EXERCISE: Each record below is to be output unchanged, and any picture is to be dropped.

INPUT FOR THIS TASK:

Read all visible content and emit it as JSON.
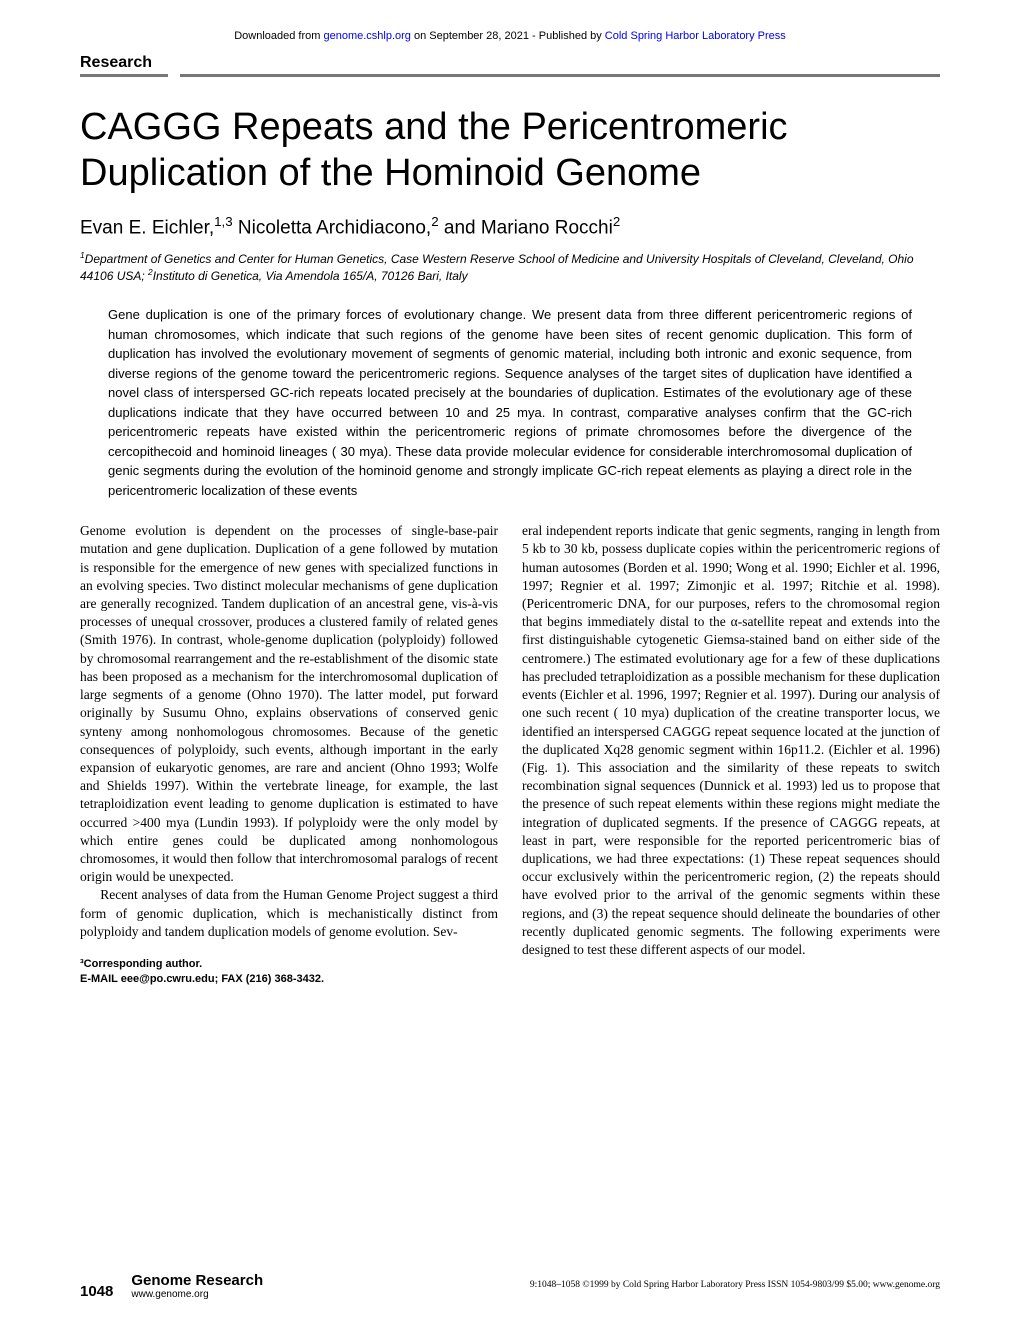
{
  "banner": {
    "prefix": "Downloaded from ",
    "link1": "genome.cshlp.org",
    "middle": " on September 28, 2021 - Published by ",
    "link2": "Cold Spring Harbor Laboratory Press"
  },
  "section_label": "Research",
  "title": "CAGGG Repeats and the Pericentromeric Duplication of the Hominoid Genome",
  "authors_html": "Evan E. Eichler,<sup>1,3</sup> Nicoletta Archidiacono,<sup>2</sup> and Mariano Rocchi<sup>2</sup>",
  "affiliations_html": "<sup>1</sup>Department of Genetics and Center for Human Genetics, Case Western Reserve School of Medicine and University Hospitals of Cleveland, Cleveland, Ohio 44106 USA; <sup>2</sup>Instituto di Genetica, Via Amendola 165/A, 70126 Bari, Italy",
  "abstract": "Gene duplication is one of the primary forces of evolutionary change. We present data from three different pericentromeric regions of human chromosomes, which indicate that such regions of the genome have been sites of recent genomic duplication. This form of duplication has involved the evolutionary movement of segments of genomic material, including both intronic and exonic sequence, from diverse regions of the genome toward the pericentromeric regions. Sequence analyses of the target sites of duplication have identified a novel class of interspersed GC-rich repeats located precisely at the boundaries of duplication. Estimates of the evolutionary age of these duplications indicate that they have occurred between 10 and 25 mya. In contrast, comparative analyses confirm that the GC-rich pericentromeric repeats have existed within the pericentromeric regions of primate chromosomes before the divergence of the cercopithecoid and hominoid lineages ( 30 mya). These data provide molecular evidence for considerable interchromosomal duplication of genic segments during the evolution of the hominoid genome and strongly implicate GC-rich repeat elements as playing a direct role in the pericentromeric localization of these events",
  "col1": {
    "p1": "Genome evolution is dependent on the processes of single-base-pair mutation and gene duplication. Duplication of a gene followed by mutation is responsible for the emergence of new genes with specialized functions in an evolving species. Two distinct molecular mechanisms of gene duplication are generally recognized. Tandem duplication of an ancestral gene, vis-à-vis processes of unequal crossover, produces a clustered family of related genes (Smith 1976). In contrast, whole-genome duplication (polyploidy) followed by chromosomal rearrangement and the re-establishment of the disomic state has been proposed as a mechanism for the interchromosomal duplication of large segments of a genome (Ohno 1970). The latter model, put forward originally by Susumu Ohno, explains observations of conserved genic synteny among nonhomologous chromosomes. Because of the genetic consequences of polyploidy, such events, although important in the early expansion of eukaryotic genomes, are rare and ancient (Ohno 1993; Wolfe and Shields 1997). Within the vertebrate lineage, for example, the last tetraploidization event leading to genome duplication is estimated to have occurred >400 mya (Lundin 1993). If polyploidy were the only model by which entire genes could be duplicated among nonhomologous chromosomes, it would then follow that interchromosomal paralogs of recent origin would be unexpected.",
    "p2": "Recent analyses of data from the Human Genome Project suggest a third form of genomic duplication, which is mechanistically distinct from polyploidy and tandem duplication models of genome evolution. Sev-"
  },
  "col2": {
    "p1": "eral independent reports indicate that genic segments, ranging in length from 5 kb to 30 kb, possess duplicate copies within the pericentromeric regions of human autosomes (Borden et al. 1990; Wong et al. 1990; Eichler et al. 1996, 1997; Regnier et al. 1997; Zimonjic et al. 1997; Ritchie et al. 1998). (Pericentromeric DNA, for our purposes, refers to the chromosomal region that begins immediately distal to the α-satellite repeat and extends into the first distinguishable cytogenetic Giemsa-stained band on either side of the centromere.) The estimated evolutionary age for a few of these duplications has precluded tetraploidization as a possible mechanism for these duplication events (Eichler et al. 1996, 1997; Regnier et al. 1997). During our analysis of one such recent ( 10 mya) duplication of the creatine transporter locus, we identified an interspersed CAGGG repeat sequence located at the junction of the duplicated Xq28 genomic segment within 16p11.2. (Eichler et al. 1996) (Fig. 1). This association and the similarity of these repeats to switch recombination signal sequences (Dunnick et al. 1993) led us to propose that the presence of such repeat elements within these regions might mediate the integration of duplicated segments. If the presence of CAGGG repeats, at least in part, were responsible for the reported pericentromeric bias of duplications, we had three expectations: (1) These repeat sequences should occur exclusively within the pericentromeric region, (2) the repeats should have evolved prior to the arrival of the genomic segments within these regions, and (3) the repeat sequence should delineate the boundaries of other recently duplicated genomic segments. The following experiments were designed to test these different aspects of our model."
  },
  "footnote": {
    "l1": "³Corresponding author.",
    "l2": "E-MAIL eee@po.cwru.edu; FAX (216) 368-3432."
  },
  "footer": {
    "page": "1048",
    "journal": "Genome Research",
    "url": "www.genome.org",
    "copyright": "9:1048–1058 ©1999 by Cold Spring Harbor Laboratory Press ISSN 1054-9803/99 $5.00; www.genome.org"
  }
}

WRITTEN ANSWER:
Read all visible content and emit it as JSON.
{
  "banner": {
    "prefix": "Downloaded from ",
    "link1": "genome.cshlp.org",
    "middle": " on September 28, 2021 - Published by ",
    "link2": "Cold Spring Harbor Laboratory Press"
  },
  "section_label": "Research",
  "title": "CAGGG Repeats and the Pericentromeric Duplication of the Hominoid Genome",
  "authors_html": "Evan E. Eichler,<sup>1,3</sup> Nicoletta Archidiacono,<sup>2</sup> and Mariano Rocchi<sup>2</sup>",
  "affiliations_html": "<sup>1</sup>Department of Genetics and Center for Human Genetics, Case Western Reserve School of Medicine and University Hospitals of Cleveland, Cleveland, Ohio 44106 USA; <sup>2</sup>Instituto di Genetica, Via Amendola 165/A, 70126 Bari, Italy",
  "abstract": "Gene duplication is one of the primary forces of evolutionary change. We present data from three different pericentromeric regions of human chromosomes, which indicate that such regions of the genome have been sites of recent genomic duplication. This form of duplication has involved the evolutionary movement of segments of genomic material, including both intronic and exonic sequence, from diverse regions of the genome toward the pericentromeric regions. Sequence analyses of the target sites of duplication have identified a novel class of interspersed GC-rich repeats located precisely at the boundaries of duplication. Estimates of the evolutionary age of these duplications indicate that they have occurred between 10 and 25 mya. In contrast, comparative analyses confirm that the GC-rich pericentromeric repeats have existed within the pericentromeric regions of primate chromosomes before the divergence of the cercopithecoid and hominoid lineages ( 30 mya). These data provide molecular evidence for considerable interchromosomal duplication of genic segments during the evolution of the hominoid genome and strongly implicate GC-rich repeat elements as playing a direct role in the pericentromeric localization of these events",
  "col1": {
    "p1": "Genome evolution is dependent on the processes of single-base-pair mutation and gene duplication. Duplication of a gene followed by mutation is responsible for the emergence of new genes with specialized functions in an evolving species. Two distinct molecular mechanisms of gene duplication are generally recognized. Tandem duplication of an ancestral gene, vis-à-vis processes of unequal crossover, produces a clustered family of related genes (Smith 1976). In contrast, whole-genome duplication (polyploidy) followed by chromosomal rearrangement and the re-establishment of the disomic state has been proposed as a mechanism for the interchromosomal duplication of large segments of a genome (Ohno 1970). The latter model, put forward originally by Susumu Ohno, explains observations of conserved genic synteny among nonhomologous chromosomes. Because of the genetic consequences of polyploidy, such events, although important in the early expansion of eukaryotic genomes, are rare and ancient (Ohno 1993; Wolfe and Shields 1997). Within the vertebrate lineage, for example, the last tetraploidization event leading to genome duplication is estimated to have occurred >400 mya (Lundin 1993). If polyploidy were the only model by which entire genes could be duplicated among nonhomologous chromosomes, it would then follow that interchromosomal paralogs of recent origin would be unexpected.",
    "p2": "Recent analyses of data from the Human Genome Project suggest a third form of genomic duplication, which is mechanistically distinct from polyploidy and tandem duplication models of genome evolution. Sev-"
  },
  "col2": {
    "p1": "eral independent reports indicate that genic segments, ranging in length from 5 kb to 30 kb, possess duplicate copies within the pericentromeric regions of human autosomes (Borden et al. 1990; Wong et al. 1990; Eichler et al. 1996, 1997; Regnier et al. 1997; Zimonjic et al. 1997; Ritchie et al. 1998). (Pericentromeric DNA, for our purposes, refers to the chromosomal region that begins immediately distal to the α-satellite repeat and extends into the first distinguishable cytogenetic Giemsa-stained band on either side of the centromere.) The estimated evolutionary age for a few of these duplications has precluded tetraploidization as a possible mechanism for these duplication events (Eichler et al. 1996, 1997; Regnier et al. 1997). During our analysis of one such recent ( 10 mya) duplication of the creatine transporter locus, we identified an interspersed CAGGG repeat sequence located at the junction of the duplicated Xq28 genomic segment within 16p11.2. (Eichler et al. 1996) (Fig. 1). This association and the similarity of these repeats to switch recombination signal sequences (Dunnick et al. 1993) led us to propose that the presence of such repeat elements within these regions might mediate the integration of duplicated segments. If the presence of CAGGG repeats, at least in part, were responsible for the reported pericentromeric bias of duplications, we had three expectations: (1) These repeat sequences should occur exclusively within the pericentromeric region, (2) the repeats should have evolved prior to the arrival of the genomic segments within these regions, and (3) the repeat sequence should delineate the boundaries of other recently duplicated genomic segments. The following experiments were designed to test these different aspects of our model."
  },
  "footnote": {
    "l1": "³Corresponding author.",
    "l2": "E-MAIL eee@po.cwru.edu; FAX (216) 368-3432."
  },
  "footer": {
    "page": "1048",
    "journal": "Genome Research",
    "url": "www.genome.org",
    "copyright": "9:1048–1058 ©1999 by Cold Spring Harbor Laboratory Press ISSN 1054-9803/99 $5.00; www.genome.org"
  }
}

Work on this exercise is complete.